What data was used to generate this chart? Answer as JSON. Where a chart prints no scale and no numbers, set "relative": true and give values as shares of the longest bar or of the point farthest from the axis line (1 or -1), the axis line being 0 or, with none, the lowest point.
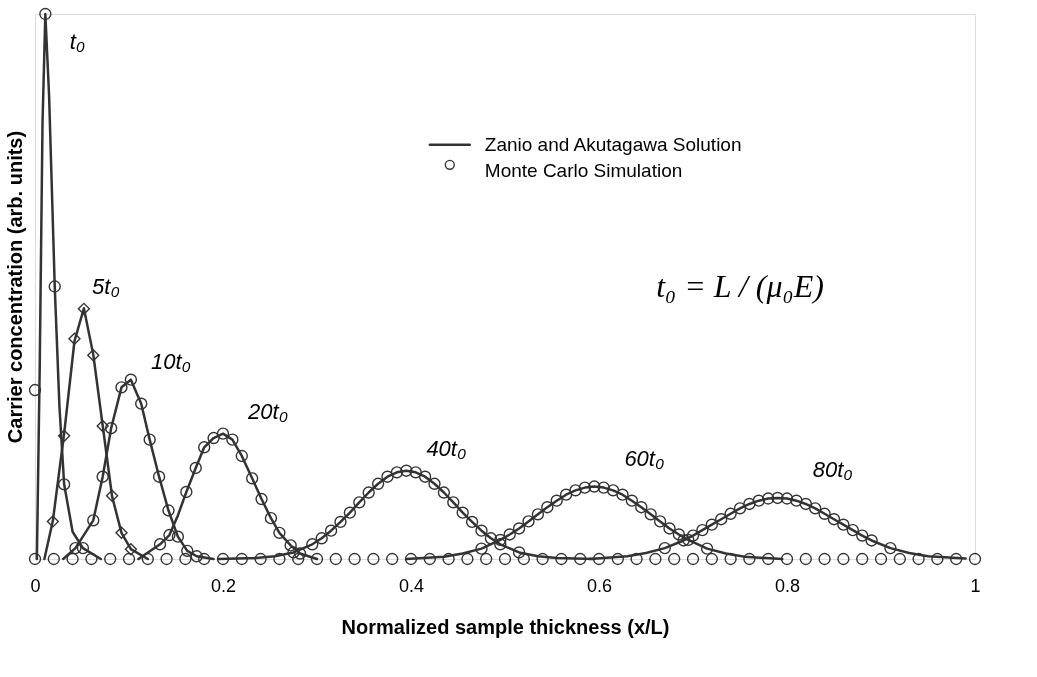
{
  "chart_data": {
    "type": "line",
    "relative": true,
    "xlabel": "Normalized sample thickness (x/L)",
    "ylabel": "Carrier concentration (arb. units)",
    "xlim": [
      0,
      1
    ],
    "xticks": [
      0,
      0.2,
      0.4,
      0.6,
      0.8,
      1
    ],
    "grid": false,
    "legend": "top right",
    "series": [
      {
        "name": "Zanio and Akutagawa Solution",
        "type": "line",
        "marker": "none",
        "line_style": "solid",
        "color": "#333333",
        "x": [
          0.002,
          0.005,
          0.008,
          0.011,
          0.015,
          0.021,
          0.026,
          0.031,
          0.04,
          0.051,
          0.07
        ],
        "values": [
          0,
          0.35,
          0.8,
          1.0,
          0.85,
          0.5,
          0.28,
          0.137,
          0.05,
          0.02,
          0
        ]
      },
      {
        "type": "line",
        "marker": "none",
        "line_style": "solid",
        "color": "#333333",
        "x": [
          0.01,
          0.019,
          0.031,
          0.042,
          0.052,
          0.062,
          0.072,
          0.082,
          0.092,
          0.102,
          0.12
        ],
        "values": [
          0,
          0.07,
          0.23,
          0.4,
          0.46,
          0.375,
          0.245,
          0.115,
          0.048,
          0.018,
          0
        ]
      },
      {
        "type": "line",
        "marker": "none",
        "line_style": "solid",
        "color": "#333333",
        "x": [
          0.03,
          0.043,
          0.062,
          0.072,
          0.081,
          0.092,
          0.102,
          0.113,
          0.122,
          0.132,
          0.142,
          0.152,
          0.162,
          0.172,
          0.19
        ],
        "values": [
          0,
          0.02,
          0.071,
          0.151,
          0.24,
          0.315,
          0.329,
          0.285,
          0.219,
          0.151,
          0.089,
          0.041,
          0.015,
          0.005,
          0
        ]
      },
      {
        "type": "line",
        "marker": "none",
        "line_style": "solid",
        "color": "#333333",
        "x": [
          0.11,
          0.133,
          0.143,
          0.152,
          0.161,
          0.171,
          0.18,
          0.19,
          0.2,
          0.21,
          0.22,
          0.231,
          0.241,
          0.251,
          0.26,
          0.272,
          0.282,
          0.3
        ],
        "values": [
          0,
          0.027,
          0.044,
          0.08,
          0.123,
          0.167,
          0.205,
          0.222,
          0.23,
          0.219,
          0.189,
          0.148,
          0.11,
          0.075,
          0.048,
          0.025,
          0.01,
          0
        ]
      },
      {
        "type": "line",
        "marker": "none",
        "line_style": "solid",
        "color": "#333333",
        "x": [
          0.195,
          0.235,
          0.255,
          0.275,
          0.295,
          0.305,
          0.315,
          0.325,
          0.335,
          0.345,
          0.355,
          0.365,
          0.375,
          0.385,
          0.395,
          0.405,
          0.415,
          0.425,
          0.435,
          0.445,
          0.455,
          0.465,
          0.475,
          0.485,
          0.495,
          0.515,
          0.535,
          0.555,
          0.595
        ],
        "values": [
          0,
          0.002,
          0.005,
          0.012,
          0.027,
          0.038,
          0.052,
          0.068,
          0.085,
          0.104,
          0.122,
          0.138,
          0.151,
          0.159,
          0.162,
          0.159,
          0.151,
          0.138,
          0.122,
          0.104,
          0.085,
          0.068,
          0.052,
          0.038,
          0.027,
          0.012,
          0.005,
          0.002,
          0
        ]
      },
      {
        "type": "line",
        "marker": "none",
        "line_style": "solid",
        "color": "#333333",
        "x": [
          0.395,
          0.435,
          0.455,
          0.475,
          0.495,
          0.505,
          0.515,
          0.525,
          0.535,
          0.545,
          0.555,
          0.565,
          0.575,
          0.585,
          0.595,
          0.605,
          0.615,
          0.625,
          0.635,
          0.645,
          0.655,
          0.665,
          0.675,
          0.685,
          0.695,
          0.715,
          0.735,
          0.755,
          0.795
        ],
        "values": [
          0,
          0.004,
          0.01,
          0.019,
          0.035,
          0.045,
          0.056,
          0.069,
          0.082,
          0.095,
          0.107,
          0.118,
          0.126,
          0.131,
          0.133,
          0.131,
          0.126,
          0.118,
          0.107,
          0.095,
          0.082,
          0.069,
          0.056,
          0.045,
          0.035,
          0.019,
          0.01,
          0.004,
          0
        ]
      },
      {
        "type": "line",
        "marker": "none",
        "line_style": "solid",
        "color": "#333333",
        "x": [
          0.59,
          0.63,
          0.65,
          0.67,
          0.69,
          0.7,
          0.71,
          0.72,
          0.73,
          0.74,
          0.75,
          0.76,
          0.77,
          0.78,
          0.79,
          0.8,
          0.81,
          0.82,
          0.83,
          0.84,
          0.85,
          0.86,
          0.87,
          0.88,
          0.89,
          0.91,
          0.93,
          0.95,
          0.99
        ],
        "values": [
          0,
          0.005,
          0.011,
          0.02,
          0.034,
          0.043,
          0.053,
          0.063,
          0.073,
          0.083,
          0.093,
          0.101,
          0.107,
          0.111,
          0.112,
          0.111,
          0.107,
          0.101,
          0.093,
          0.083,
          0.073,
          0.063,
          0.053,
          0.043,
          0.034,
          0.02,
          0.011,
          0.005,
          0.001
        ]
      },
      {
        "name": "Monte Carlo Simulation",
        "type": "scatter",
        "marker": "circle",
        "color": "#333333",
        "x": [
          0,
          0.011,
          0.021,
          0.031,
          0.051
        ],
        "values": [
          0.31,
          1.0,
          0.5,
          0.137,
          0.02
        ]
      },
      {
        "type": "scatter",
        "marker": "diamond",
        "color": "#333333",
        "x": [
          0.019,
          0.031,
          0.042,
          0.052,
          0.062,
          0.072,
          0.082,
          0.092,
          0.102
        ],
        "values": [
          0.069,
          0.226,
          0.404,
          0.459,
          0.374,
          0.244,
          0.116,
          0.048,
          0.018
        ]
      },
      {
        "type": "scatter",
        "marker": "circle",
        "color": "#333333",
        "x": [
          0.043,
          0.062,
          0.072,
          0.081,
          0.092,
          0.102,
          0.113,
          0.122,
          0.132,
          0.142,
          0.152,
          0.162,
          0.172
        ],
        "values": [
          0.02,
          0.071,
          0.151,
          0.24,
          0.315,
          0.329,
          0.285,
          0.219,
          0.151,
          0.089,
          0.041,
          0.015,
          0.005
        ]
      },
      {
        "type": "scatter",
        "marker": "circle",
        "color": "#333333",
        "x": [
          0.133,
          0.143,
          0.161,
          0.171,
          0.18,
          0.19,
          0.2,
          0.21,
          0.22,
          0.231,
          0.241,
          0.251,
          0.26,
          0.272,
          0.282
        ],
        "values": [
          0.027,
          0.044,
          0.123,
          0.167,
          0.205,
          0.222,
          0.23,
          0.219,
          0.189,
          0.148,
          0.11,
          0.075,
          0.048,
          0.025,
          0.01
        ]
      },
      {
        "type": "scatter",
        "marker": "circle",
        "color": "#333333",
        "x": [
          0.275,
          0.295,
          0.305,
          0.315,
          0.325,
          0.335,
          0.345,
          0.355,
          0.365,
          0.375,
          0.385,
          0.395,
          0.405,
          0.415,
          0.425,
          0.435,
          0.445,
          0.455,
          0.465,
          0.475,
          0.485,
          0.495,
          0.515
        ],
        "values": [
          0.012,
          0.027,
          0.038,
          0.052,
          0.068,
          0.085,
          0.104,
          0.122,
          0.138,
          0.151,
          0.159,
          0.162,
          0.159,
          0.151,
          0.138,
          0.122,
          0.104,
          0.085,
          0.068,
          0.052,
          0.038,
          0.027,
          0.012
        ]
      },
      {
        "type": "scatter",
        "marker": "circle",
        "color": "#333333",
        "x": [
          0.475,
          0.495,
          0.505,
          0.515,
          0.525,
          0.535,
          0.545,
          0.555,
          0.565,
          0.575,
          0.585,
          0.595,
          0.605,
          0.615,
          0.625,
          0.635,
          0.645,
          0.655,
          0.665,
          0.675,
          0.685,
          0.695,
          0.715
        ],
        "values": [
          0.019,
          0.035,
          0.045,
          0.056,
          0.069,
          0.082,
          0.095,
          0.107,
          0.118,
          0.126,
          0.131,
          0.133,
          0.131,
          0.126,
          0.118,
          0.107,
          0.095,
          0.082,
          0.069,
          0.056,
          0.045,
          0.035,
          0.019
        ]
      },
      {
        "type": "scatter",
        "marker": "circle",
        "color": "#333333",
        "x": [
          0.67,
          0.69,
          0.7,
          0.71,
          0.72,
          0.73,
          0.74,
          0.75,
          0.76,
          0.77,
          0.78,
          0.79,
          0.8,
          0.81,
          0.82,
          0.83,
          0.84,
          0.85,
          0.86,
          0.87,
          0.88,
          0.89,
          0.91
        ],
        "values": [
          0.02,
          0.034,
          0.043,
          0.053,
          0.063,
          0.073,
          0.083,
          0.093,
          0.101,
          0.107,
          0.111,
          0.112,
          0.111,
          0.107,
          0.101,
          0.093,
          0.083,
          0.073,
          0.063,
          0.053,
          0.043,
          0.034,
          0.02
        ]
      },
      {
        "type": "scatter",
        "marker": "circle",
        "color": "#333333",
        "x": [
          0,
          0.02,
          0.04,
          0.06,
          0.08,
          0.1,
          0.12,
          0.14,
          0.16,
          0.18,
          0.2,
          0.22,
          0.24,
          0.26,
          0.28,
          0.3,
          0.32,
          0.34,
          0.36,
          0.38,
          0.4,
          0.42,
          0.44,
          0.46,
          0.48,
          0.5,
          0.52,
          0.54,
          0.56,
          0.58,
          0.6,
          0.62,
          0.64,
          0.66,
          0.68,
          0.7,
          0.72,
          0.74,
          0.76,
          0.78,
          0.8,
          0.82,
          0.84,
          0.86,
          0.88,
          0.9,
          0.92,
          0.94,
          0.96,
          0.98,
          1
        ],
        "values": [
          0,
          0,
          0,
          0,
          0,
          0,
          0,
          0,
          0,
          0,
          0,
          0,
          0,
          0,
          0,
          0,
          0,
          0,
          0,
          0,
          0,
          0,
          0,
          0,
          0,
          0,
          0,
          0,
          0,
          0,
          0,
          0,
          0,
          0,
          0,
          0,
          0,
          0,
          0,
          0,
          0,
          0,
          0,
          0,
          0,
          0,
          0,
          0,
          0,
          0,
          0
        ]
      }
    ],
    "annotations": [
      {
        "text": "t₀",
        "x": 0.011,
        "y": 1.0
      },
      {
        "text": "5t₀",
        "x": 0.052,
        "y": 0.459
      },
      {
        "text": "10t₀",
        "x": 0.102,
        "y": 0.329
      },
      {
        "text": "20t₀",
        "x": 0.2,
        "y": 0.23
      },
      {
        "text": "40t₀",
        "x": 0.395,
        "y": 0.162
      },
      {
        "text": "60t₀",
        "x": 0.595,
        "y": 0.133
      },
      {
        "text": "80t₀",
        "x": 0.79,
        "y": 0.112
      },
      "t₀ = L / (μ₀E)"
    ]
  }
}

--

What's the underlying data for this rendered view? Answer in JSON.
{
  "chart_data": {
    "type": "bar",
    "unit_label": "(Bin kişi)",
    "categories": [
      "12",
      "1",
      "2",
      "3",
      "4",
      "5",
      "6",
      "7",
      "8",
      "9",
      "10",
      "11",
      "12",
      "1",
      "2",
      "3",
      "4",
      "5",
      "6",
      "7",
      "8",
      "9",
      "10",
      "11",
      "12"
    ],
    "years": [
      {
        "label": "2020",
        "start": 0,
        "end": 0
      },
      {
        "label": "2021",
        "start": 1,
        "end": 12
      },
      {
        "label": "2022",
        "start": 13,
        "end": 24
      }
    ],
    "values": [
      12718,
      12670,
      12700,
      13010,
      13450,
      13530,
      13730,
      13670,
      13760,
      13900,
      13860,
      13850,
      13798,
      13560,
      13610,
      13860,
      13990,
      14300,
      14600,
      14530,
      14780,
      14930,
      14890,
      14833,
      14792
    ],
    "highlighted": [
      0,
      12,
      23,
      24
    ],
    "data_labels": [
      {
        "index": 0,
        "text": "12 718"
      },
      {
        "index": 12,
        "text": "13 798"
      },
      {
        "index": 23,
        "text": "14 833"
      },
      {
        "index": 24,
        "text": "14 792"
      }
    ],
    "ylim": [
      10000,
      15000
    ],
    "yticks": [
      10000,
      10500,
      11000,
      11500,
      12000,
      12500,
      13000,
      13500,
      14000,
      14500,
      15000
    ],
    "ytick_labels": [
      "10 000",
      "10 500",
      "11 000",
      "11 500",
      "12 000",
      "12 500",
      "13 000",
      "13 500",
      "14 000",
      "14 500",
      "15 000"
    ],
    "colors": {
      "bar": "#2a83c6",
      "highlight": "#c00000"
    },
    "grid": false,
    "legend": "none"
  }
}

**PROBLEM TO WORK ON**
For each line of the listing that holds the word "text", show that line.

**SOLUTION**
        "text": "t₀",
        "text": "5t₀",
        "text": "10t₀",
        "text": "20t₀",
        "text": "40t₀",
        "text": "60t₀",
        "text": "80t₀",
        "text": "12 718"
        "text": "13 798"
        "text": "14 833"
        "text": "14 792"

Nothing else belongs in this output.